▶ HOW TO COMPLETE THIS TASK
Copy the passage about a diversity immersion assignment word for word, from "I found out" to "as a whole.".

▶ EXERCISE PASSAGE
[Start of Attachment]

I found out last fucking night I have a diversity immersion assignment where I have to call and schedule an appointment with a nonprofit/some sort of cultural place and just go talk to them, and I'm glad I checked so maybe I have at least a small chance of getting an appointment tomorrow or Saturday because the assignment is due Saturday. It really is not much but boy is it fucking inconvenient.
I know I could have checked the course calendar or looked at the assignment ahead of time but I'm too fucking exhausted to. I don't want to. I already have a research essay and final for this class so why bother. Part of me is fried to the point I just don't want to do the assignment but I have to if I want to maintain a good grade and not fucking tank the class as a whole.
Just this slight inconvenience ruined my night, I fucking had a breakdown before I went to sleep because of this shit. I wish I would have gotten maybe a small heads-up earlier like, "Just so you all know, there is an assignment coming up which requires you to get in touch with a place and get involved with talking to a representative, so plan adequately and make your appointments soon."

[End of Attachment]

▶ RAW DATA

[Start of Attachment]

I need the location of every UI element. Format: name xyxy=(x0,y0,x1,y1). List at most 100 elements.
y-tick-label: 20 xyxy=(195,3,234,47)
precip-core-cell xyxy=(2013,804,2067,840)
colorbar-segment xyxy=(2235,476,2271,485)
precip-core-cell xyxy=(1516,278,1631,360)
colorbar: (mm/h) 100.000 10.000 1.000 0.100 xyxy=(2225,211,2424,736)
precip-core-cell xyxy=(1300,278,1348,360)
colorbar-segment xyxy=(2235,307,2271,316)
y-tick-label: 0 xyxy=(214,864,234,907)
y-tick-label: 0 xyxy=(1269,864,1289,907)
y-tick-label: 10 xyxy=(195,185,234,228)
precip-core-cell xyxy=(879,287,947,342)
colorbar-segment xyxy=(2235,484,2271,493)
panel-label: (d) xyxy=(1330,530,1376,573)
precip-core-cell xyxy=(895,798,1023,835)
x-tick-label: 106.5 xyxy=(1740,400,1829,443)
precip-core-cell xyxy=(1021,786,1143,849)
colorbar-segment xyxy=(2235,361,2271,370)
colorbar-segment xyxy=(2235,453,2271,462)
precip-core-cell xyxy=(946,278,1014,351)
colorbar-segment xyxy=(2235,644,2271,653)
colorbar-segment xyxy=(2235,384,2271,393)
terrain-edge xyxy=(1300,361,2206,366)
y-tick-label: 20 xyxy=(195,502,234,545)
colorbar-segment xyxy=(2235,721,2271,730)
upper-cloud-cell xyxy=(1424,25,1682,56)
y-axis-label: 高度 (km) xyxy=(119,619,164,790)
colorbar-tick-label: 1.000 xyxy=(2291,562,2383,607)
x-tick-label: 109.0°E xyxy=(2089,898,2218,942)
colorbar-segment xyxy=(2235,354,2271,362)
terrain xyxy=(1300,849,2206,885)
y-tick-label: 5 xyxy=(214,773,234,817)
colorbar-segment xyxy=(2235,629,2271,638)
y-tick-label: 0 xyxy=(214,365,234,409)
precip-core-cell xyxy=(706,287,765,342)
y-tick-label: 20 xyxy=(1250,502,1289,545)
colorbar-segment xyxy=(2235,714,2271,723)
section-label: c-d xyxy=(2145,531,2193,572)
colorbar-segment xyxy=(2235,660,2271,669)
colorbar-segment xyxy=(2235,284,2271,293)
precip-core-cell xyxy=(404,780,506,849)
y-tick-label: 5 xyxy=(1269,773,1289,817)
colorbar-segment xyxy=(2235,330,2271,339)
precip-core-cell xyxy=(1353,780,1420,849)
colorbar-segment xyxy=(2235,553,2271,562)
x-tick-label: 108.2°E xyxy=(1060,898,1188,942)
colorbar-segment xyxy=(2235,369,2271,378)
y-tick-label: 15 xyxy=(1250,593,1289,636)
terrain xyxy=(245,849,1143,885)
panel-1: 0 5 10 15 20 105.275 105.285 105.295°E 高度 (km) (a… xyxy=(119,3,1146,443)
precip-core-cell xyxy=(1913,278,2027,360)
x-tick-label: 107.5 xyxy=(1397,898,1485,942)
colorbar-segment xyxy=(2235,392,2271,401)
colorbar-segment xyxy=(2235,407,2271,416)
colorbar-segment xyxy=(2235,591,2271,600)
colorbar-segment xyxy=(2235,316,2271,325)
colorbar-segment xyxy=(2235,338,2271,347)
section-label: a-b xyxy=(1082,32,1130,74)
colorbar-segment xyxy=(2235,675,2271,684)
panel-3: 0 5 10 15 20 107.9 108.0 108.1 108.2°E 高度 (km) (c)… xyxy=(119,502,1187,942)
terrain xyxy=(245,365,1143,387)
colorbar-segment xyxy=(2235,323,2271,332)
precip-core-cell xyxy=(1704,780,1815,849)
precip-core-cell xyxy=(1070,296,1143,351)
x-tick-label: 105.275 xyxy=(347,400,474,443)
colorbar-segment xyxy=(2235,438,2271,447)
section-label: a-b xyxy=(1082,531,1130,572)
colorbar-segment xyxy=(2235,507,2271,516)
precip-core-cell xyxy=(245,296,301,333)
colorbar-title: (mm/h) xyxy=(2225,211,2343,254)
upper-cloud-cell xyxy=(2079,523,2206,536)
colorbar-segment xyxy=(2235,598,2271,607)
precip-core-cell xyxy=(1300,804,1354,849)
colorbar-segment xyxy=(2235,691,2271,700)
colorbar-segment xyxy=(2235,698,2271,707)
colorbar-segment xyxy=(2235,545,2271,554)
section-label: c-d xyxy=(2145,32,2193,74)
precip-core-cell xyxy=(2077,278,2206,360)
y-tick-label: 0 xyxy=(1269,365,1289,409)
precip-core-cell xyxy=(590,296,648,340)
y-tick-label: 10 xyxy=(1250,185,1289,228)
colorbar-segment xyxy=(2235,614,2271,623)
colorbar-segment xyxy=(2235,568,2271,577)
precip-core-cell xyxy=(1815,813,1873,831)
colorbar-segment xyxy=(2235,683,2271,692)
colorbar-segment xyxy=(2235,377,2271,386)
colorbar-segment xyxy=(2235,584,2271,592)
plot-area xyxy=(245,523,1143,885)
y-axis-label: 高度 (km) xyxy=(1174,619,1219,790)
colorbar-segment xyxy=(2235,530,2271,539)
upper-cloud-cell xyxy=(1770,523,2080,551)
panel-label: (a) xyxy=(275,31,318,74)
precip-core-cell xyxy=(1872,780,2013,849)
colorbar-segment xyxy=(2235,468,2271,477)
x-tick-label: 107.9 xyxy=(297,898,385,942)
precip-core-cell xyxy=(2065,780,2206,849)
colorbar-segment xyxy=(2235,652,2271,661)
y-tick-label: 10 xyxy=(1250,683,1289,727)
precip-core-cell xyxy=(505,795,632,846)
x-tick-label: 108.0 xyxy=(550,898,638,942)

[End of Attachment]

▶ FINISHED EXERCISE
I found out last fucking night I have a diversity immersion assignment where I have to call and schedule an appointment with a nonprofit/some sort of cultural place and just go talk to them, and I'm glad I checked so maybe I have at least a small chance of getting an appointment tomorrow or Saturday because the assignment is due Saturday. It really is not much but boy is it fucking inconvenient.
I know I could have checked the course calendar or looked at the assignment ahead of time but I'm too fucking exhausted to. I don't want to. I already have a research essay and final for this class so why bother. Part of me is fried to the point I just don't want to do the assignment but I have to if I want to maintain a good grade and not fucking tank the class as a whole.